Return every record verbatim.

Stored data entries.
-*-

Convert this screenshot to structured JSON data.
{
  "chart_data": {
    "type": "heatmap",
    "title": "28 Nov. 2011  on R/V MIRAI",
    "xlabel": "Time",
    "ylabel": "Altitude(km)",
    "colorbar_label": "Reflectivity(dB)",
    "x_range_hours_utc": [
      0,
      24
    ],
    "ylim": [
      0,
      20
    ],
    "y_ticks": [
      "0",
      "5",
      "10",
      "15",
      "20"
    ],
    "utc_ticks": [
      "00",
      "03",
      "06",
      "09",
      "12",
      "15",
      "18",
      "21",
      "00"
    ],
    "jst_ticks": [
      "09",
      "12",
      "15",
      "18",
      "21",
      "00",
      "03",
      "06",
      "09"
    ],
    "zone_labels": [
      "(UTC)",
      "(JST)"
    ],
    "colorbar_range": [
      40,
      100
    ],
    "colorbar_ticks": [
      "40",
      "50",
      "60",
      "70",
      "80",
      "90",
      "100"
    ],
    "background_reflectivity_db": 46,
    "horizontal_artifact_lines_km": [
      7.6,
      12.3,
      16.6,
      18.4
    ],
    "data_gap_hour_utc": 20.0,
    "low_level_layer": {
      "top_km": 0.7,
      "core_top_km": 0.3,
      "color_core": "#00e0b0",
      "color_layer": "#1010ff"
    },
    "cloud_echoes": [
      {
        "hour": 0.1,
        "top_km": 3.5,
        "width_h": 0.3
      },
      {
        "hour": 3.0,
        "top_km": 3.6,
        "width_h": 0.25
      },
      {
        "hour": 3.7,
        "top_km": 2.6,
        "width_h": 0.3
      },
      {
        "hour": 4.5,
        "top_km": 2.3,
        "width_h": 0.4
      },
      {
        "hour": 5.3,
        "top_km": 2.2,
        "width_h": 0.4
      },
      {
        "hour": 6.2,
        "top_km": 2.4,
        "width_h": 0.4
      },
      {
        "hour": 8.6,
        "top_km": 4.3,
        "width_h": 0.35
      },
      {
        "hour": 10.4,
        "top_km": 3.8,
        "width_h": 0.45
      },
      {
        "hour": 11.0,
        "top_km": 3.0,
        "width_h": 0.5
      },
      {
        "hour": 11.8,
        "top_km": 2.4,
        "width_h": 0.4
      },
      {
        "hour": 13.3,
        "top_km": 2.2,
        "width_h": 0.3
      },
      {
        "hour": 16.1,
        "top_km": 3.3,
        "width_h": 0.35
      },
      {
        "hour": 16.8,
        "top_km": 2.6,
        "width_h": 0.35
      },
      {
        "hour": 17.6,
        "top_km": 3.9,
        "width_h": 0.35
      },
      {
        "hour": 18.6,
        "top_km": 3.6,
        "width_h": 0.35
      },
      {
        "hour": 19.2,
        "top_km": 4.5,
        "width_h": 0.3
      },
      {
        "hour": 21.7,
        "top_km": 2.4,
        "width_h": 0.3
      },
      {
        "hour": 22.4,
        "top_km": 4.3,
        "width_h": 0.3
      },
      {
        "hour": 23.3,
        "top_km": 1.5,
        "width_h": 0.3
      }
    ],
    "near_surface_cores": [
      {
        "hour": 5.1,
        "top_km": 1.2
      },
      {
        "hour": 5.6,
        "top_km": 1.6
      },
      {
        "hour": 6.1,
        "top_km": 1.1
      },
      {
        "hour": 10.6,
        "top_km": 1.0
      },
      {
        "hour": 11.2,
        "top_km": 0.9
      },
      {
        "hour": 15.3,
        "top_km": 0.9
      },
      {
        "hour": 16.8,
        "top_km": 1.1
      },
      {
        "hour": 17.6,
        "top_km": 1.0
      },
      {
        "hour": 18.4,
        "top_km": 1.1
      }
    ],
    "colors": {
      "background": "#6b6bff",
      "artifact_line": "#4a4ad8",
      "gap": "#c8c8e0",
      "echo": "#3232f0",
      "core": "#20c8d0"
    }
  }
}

-*-

RESULT OF THE EXERCISE.
Convert this screenshot to structured JSON data.
{
  "chart_data": {
    "type": "heatmap",
    "title": "28 Nov. 2011  on R/V MIRAI",
    "xlabel": "Time",
    "ylabel": "Altitude(km)",
    "colorbar_label": "Reflectivity(dB)",
    "x_range_hours_utc": [
      0,
      24
    ],
    "ylim": [
      0,
      20
    ],
    "y_ticks": [
      "0",
      "5",
      "10",
      "15",
      "20"
    ],
    "utc_ticks": [
      "00",
      "03",
      "06",
      "09",
      "12",
      "15",
      "18",
      "21",
      "00"
    ],
    "jst_ticks": [
      "09",
      "12",
      "15",
      "18",
      "21",
      "00",
      "03",
      "06",
      "09"
    ],
    "zone_labels": [
      "(UTC)",
      "(JST)"
    ],
    "colorbar_range": [
      40,
      100
    ],
    "colorbar_ticks": [
      "40",
      "50",
      "60",
      "70",
      "80",
      "90",
      "100"
    ],
    "background_reflectivity_db": 46,
    "horizontal_artifact_lines_km": [
      7.6,
      12.3,
      16.6,
      18.4
    ],
    "data_gap_hour_utc": 20.0,
    "low_level_layer": {
      "top_km": 0.7,
      "core_top_km": 0.3,
      "color_core": "#00e0b0",
      "color_layer": "#1010ff"
    },
    "cloud_echoes": [
      {
        "hour": 0.1,
        "top_km": 3.5,
        "width_h": 0.3
      },
      {
        "hour": 3.0,
        "top_km": 3.6,
        "width_h": 0.25
      },
      {
        "hour": 3.7,
        "top_km": 2.6,
        "width_h": 0.3
      },
      {
        "hour": 4.5,
        "top_km": 2.3,
        "width_h": 0.4
      },
      {
        "hour": 5.3,
        "top_km": 2.2,
        "width_h": 0.4
      },
      {
        "hour": 6.2,
        "top_km": 2.4,
        "width_h": 0.4
      },
      {
        "hour": 8.6,
        "top_km": 4.3,
        "width_h": 0.35
      },
      {
        "hour": 10.4,
        "top_km": 3.8,
        "width_h": 0.45
      },
      {
        "hour": 11.0,
        "top_km": 3.0,
        "width_h": 0.5
      },
      {
        "hour": 11.8,
        "top_km": 2.4,
        "width_h": 0.4
      },
      {
        "hour": 13.3,
        "top_km": 2.2,
        "width_h": 0.3
      },
      {
        "hour": 16.1,
        "top_km": 3.3,
        "width_h": 0.35
      },
      {
        "hour": 16.8,
        "top_km": 2.6,
        "width_h": 0.35
      },
      {
        "hour": 17.6,
        "top_km": 3.9,
        "width_h": 0.35
      },
      {
        "hour": 18.6,
        "top_km": 3.6,
        "width_h": 0.35
      },
      {
        "hour": 19.2,
        "top_km": 4.5,
        "width_h": 0.3
      },
      {
        "hour": 21.7,
        "top_km": 2.4,
        "width_h": 0.3
      },
      {
        "hour": 22.4,
        "top_km": 4.3,
        "width_h": 0.3
      },
      {
        "hour": 23.3,
        "top_km": 1.5,
        "width_h": 0.3
      }
    ],
    "near_surface_cores": [
      {
        "hour": 5.1,
        "top_km": 1.2
      },
      {
        "hour": 5.6,
        "top_km": 1.6
      },
      {
        "hour": 6.1,
        "top_km": 1.1
      },
      {
        "hour": 10.6,
        "top_km": 1.0
      },
      {
        "hour": 11.2,
        "top_km": 0.9
      },
      {
        "hour": 15.3,
        "top_km": 0.9
      },
      {
        "hour": 16.8,
        "top_km": 1.1
      },
      {
        "hour": 17.6,
        "top_km": 1.0
      },
      {
        "hour": 18.4,
        "top_km": 1.1
      }
    ],
    "colors": {
      "background": "#6b6bff",
      "artifact_line": "#4a4ad8",
      "gap": "#c8c8e0",
      "echo": "#3232f0",
      "core": "#20c8d0"
    }
  }
}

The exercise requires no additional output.